- _Goal_:
Output every line of the items below as a Markdown table with two columns, Row and Line. Number the rows in order and omit any blank lines.
## Start Rows
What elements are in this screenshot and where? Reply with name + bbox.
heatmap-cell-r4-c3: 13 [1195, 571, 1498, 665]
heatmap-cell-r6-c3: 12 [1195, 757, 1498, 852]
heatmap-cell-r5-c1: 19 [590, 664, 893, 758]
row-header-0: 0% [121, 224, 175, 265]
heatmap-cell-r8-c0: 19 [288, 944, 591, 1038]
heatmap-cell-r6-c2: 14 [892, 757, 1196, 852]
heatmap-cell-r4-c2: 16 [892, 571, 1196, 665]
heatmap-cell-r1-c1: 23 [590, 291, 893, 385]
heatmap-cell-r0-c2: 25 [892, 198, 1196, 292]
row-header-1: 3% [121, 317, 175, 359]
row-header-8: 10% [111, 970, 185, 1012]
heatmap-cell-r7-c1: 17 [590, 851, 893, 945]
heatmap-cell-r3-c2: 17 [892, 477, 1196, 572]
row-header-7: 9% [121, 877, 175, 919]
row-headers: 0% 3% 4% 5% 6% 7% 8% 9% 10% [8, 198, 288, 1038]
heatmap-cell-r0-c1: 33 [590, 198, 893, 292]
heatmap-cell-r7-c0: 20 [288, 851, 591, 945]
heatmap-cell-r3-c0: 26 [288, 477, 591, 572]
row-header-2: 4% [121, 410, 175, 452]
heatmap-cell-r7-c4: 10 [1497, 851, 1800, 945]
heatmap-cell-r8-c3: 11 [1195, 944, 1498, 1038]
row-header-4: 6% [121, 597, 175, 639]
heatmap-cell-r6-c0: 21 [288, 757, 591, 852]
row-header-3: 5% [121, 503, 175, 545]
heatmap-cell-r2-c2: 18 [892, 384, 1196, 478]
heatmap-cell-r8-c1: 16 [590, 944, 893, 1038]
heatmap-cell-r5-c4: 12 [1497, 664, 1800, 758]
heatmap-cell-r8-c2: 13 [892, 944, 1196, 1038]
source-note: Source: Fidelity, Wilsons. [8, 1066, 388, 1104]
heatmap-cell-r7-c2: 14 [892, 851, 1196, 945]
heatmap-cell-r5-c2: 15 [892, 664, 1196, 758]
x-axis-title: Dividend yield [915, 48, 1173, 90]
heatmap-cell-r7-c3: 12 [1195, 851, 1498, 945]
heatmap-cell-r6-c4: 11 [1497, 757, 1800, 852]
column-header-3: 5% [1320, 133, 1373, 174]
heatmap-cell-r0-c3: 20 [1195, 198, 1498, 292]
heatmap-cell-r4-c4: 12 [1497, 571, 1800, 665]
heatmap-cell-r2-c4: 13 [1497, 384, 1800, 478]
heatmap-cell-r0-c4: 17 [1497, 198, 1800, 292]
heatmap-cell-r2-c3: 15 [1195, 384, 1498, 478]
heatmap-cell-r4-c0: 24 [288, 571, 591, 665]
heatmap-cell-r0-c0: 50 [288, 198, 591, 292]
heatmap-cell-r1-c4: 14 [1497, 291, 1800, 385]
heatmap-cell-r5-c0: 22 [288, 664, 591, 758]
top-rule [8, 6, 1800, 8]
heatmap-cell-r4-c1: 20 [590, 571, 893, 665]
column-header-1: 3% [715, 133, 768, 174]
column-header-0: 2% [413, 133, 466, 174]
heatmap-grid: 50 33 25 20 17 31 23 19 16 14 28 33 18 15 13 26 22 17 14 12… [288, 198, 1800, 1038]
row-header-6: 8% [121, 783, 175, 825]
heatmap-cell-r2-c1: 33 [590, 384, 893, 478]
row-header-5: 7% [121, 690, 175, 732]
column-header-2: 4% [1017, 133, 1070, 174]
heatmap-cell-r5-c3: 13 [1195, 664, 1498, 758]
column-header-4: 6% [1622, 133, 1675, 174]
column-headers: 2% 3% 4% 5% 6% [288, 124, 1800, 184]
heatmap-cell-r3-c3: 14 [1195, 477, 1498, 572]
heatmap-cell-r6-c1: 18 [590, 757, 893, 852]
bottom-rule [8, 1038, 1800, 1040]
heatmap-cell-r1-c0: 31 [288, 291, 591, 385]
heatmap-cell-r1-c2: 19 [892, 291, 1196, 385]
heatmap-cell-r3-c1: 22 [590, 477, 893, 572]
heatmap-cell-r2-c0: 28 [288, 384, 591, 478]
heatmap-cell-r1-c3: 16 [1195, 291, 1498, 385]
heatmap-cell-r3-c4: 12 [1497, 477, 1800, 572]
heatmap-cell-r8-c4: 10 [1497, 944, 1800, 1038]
## End Rows
- _Result of the exercise_:
| Row | Line |
|---|---|
| 1 | What elements are in this screenshot and where? Reply with name + bbox. |
| 2 | heatmap-cell-r4-c3: 13 [1195, 571, 1498, 665] |
| 3 | heatmap-cell-r6-c3: 12 [1195, 757, 1498, 852] |
| 4 | heatmap-cell-r5-c1: 19 [590, 664, 893, 758] |
| 5 | row-header-0: 0% [121, 224, 175, 265] |
| 6 | heatmap-cell-r8-c0: 19 [288, 944, 591, 1038] |
| 7 | heatmap-cell-r6-c2: 14 [892, 757, 1196, 852] |
| 8 | heatmap-cell-r4-c2: 16 [892, 571, 1196, 665] |
| 9 | heatmap-cell-r1-c1: 23 [590, 291, 893, 385] |
| 10 | heatmap-cell-r0-c2: 25 [892, 198, 1196, 292] |
| 11 | row-header-1: 3% [121, 317, 175, 359] |
| 12 | row-header-8: 10% [111, 970, 185, 1012] |
| 13 | heatmap-cell-r7-c1: 17 [590, 851, 893, 945] |
| 14 | heatmap-cell-r3-c2: 17 [892, 477, 1196, 572] |
| 15 | row-header-7: 9% [121, 877, 175, 919] |
| 16 | row-headers: 0% 3% 4% 5% 6% 7% 8% 9% 10% [8, 198, 288, 1038] |
| 17 | heatmap-cell-r0-c1: 33 [590, 198, 893, 292] |
| 18 | heatmap-cell-r7-c0: 20 [288, 851, 591, 945] |
| 19 | heatmap-cell-r3-c0: 26 [288, 477, 591, 572] |
| 20 | row-header-2: 4% [121, 410, 175, 452] |
| 21 | heatmap-cell-r7-c4: 10 [1497, 851, 1800, 945] |
| 22 | heatmap-cell-r8-c3: 11 [1195, 944, 1498, 1038] |
| 23 | row-header-4: 6% [121, 597, 175, 639] |
| 24 | heatmap-cell-r6-c0: 21 [288, 757, 591, 852] |
| 25 | row-header-3: 5% [121, 503, 175, 545] |
| 26 | heatmap-cell-r2-c2: 18 [892, 384, 1196, 478] |
| 27 | heatmap-cell-r8-c1: 16 [590, 944, 893, 1038] |
| 28 | heatmap-cell-r5-c4: 12 [1497, 664, 1800, 758] |
| 29 | heatmap-cell-r8-c2: 13 [892, 944, 1196, 1038] |
| 30 | source-note: Source: Fidelity, Wilsons. [8, 1066, 388, 1104] |
| 31 | heatmap-cell-r7-c2: 14 [892, 851, 1196, 945] |
| 32 | heatmap-cell-r5-c2: 15 [892, 664, 1196, 758] |
| 33 | x-axis-title: Dividend yield [915, 48, 1173, 90] |
| 34 | heatmap-cell-r7-c3: 12 [1195, 851, 1498, 945] |
| 35 | heatmap-cell-r6-c4: 11 [1497, 757, 1800, 852] |
| 36 | column-header-3: 5% [1320, 133, 1373, 174] |
| 37 | heatmap-cell-r0-c3: 20 [1195, 198, 1498, 292] |
| 38 | heatmap-cell-r4-c4: 12 [1497, 571, 1800, 665] |
| 39 | heatmap-cell-r2-c4: 13 [1497, 384, 1800, 478] |
| 40 | heatmap-cell-r0-c4: 17 [1497, 198, 1800, 292] |
| 41 | heatmap-cell-r2-c3: 15 [1195, 384, 1498, 478] |
| 42 | heatmap-cell-r4-c0: 24 [288, 571, 591, 665] |
| 43 | heatmap-cell-r0-c0: 50 [288, 198, 591, 292] |
| 44 | heatmap-cell-r1-c4: 14 [1497, 291, 1800, 385] |
| 45 | heatmap-cell-r5-c0: 22 [288, 664, 591, 758] |
| 46 | top-rule [8, 6, 1800, 8] |
| 47 | heatmap-cell-r4-c1: 20 [590, 571, 893, 665] |
| 48 | column-header-1: 3% [715, 133, 768, 174] |
| 49 | column-header-0: 2% [413, 133, 466, 174] |
| 50 | heatmap-grid: 50 33 25 20 17 31 23 19 16 14 28 33 18 15 13 26 22 17 14 12… [288, 198, 1800, 1038] |
| 51 | row-header-6: 8% [121, 783, 175, 825] |
| 52 | heatmap-cell-r2-c1: 33 [590, 384, 893, 478] |
| 53 | row-header-5: 7% [121, 690, 175, 732] |
| 54 | column-header-2: 4% [1017, 133, 1070, 174] |
| 55 | heatmap-cell-r5-c3: 13 [1195, 664, 1498, 758] |
| 56 | column-header-4: 6% [1622, 133, 1675, 174] |
| 57 | column-headers: 2% 3% 4% 5% 6% [288, 124, 1800, 184] |
| 58 | heatmap-cell-r3-c3: 14 [1195, 477, 1498, 572] |
| 59 | heatmap-cell-r6-c1: 18 [590, 757, 893, 852] |
| 60 | bottom-rule [8, 1038, 1800, 1040] |
| 61 | heatmap-cell-r1-c0: 31 [288, 291, 591, 385] |
| 62 | heatmap-cell-r1-c2: 19 [892, 291, 1196, 385] |
| 63 | heatmap-cell-r3-c1: 22 [590, 477, 893, 572] |
| 64 | heatmap-cell-r2-c0: 28 [288, 384, 591, 478] |
| 65 | heatmap-cell-r1-c3: 16 [1195, 291, 1498, 385] |
| 66 | heatmap-cell-r3-c4: 12 [1497, 477, 1800, 572] |
| 67 | heatmap-cell-r8-c4: 10 [1497, 944, 1800, 1038] |